Records supplied:
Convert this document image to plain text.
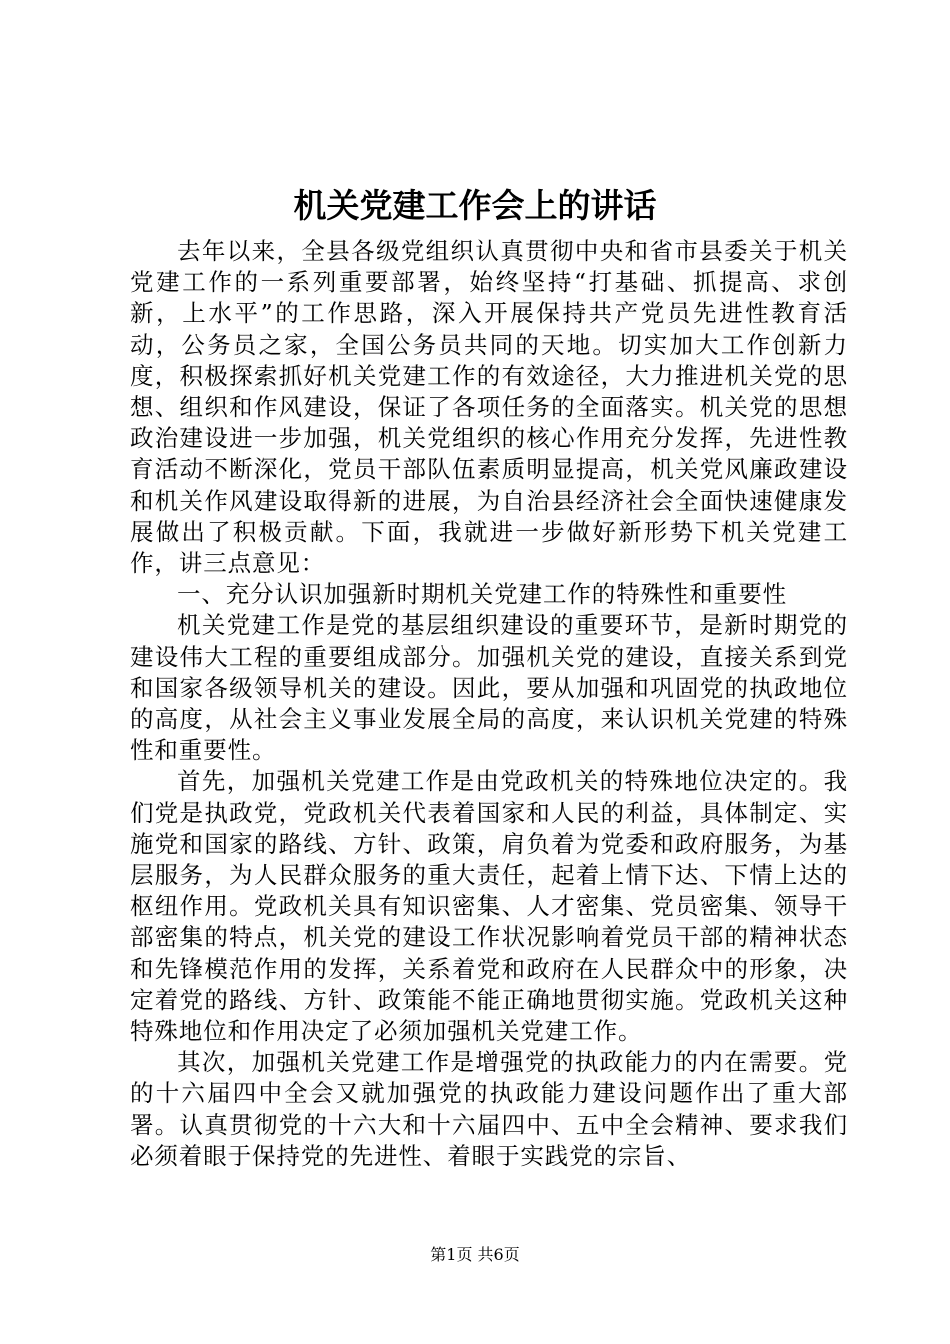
机关党建工作会上的讲话

去年以来，全县各级党组织认真贯彻中央和省市县委关于机关党建工作的一系列重要部署，始终坚持“打基础、抓提高、求创新，上水平”的工作思路，深入开展保持共产党员先进性教育活动，公务员之家，全国公务员共同的天地。切实加大工作创新力度，积极探索抓好机关党建工作的有效途径，大力推进机关党的思想、组织和作风建设，保证了各项任务的全面落实。机关党的思想政治建设进一步加强，机关党组织的核心作用充分发挥，先进性教育活动不断深化，党员干部队伍素质明显提高，机关党风廉政建设和机关作风建设取得新的进展，为自治县经济社会全面快速健康发展做出了积极贡献。下面，我就进一步做好新形势下机关党建工作，讲三点意见：

一、充分认识加强新时期机关党建工作的特殊性和重要性

机关党建工作是党的基层组织建设的重要环节，是新时期党的建设伟大工程的重要组成部分。加强机关党的建设，直接关系到党和国家各级领导机关的建设。因此，要从加强和巩固党的执政地位的高度，从社会主义事业发展全局的高度，来认识机关党建的特殊性和重要性。

首先，加强机关党建工作是由党政机关的特殊地位决定的。我们党是执政党，党政机关代表着国家和人民的利益，具体制定、实施党和国家的路线、方针、政策，肩负着为党委和政府服务，为基层服务，为人民群众服务的重大责任，起着上情下达、下情上达的枢纽作用。党政机关具有知识密集、人才密集、党员密集、领导干部密集的特点，机关党的建设工作状况影响着党员干部的精神状态和先锋模范作用的发挥，关系着党和政府在人民群众中的形象，决定着党的路线、方针、政策能不能正确地贯彻实施。党政机关这种特殊地位和作用决定了必须加强机关党建工作。

其次，加强机关党建工作是增强党的执政能力的内在需要。党的十六届四中全会又就加强党的执政能力建设问题作出了重大部署。认真贯彻党的十六大和十六届四中、五中全会精神、要求我们必须着眼于保持党的先进性、着眼于实践党的宗旨、

第1页 共6页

Objective: Omit the images and transcribe all of the records above word for word.

Final result:
Convert this document image to plain text.
机关党建工作会上的讲话

去年以来，全县各级党组织认真贯彻中央和省市县委关于机关党建工作的一系列重要部署，始终坚持“打基础、抓提高、求创新，上水平”的工作思路，深入开展保持共产党员先进性教育活动，公务员之家，全国公务员共同的天地。切实加大工作创新力度，积极探索抓好机关党建工作的有效途径，大力推进机关党的思想、组织和作风建设，保证了各项任务的全面落实。机关党的思想政治建设进一步加强，机关党组织的核心作用充分发挥，先进性教育活动不断深化，党员干部队伍素质明显提高，机关党风廉政建设和机关作风建设取得新的进展，为自治县经济社会全面快速健康发展做出了积极贡献。下面，我就进一步做好新形势下机关党建工作，讲三点意见：

一、充分认识加强新时期机关党建工作的特殊性和重要性

机关党建工作是党的基层组织建设的重要环节，是新时期党的建设伟大工程的重要组成部分。加强机关党的建设，直接关系到党和国家各级领导机关的建设。因此，要从加强和巩固党的执政地位的高度，从社会主义事业发展全局的高度，来认识机关党建的特殊性和重要性。

首先，加强机关党建工作是由党政机关的特殊地位决定的。我们党是执政党，党政机关代表着国家和人民的利益，具体制定、实施党和国家的路线、方针、政策，肩负着为党委和政府服务，为基层服务，为人民群众服务的重大责任，起着上情下达、下情上达的枢纽作用。党政机关具有知识密集、人才密集、党员密集、领导干部密集的特点，机关党的建设工作状况影响着党员干部的精神状态和先锋模范作用的发挥，关系着党和政府在人民群众中的形象，决定着党的路线、方针、政策能不能正确地贯彻实施。党政机关这种特殊地位和作用决定了必须加强机关党建工作。

其次，加强机关党建工作是增强党的执政能力的内在需要。党的十六届四中全会又就加强党的执政能力建设问题作出了重大部署。认真贯彻党的十六大和十六届四中、五中全会精神、要求我们必须着眼于保持党的先进性、着眼于实践党的宗旨、

第1页 共6页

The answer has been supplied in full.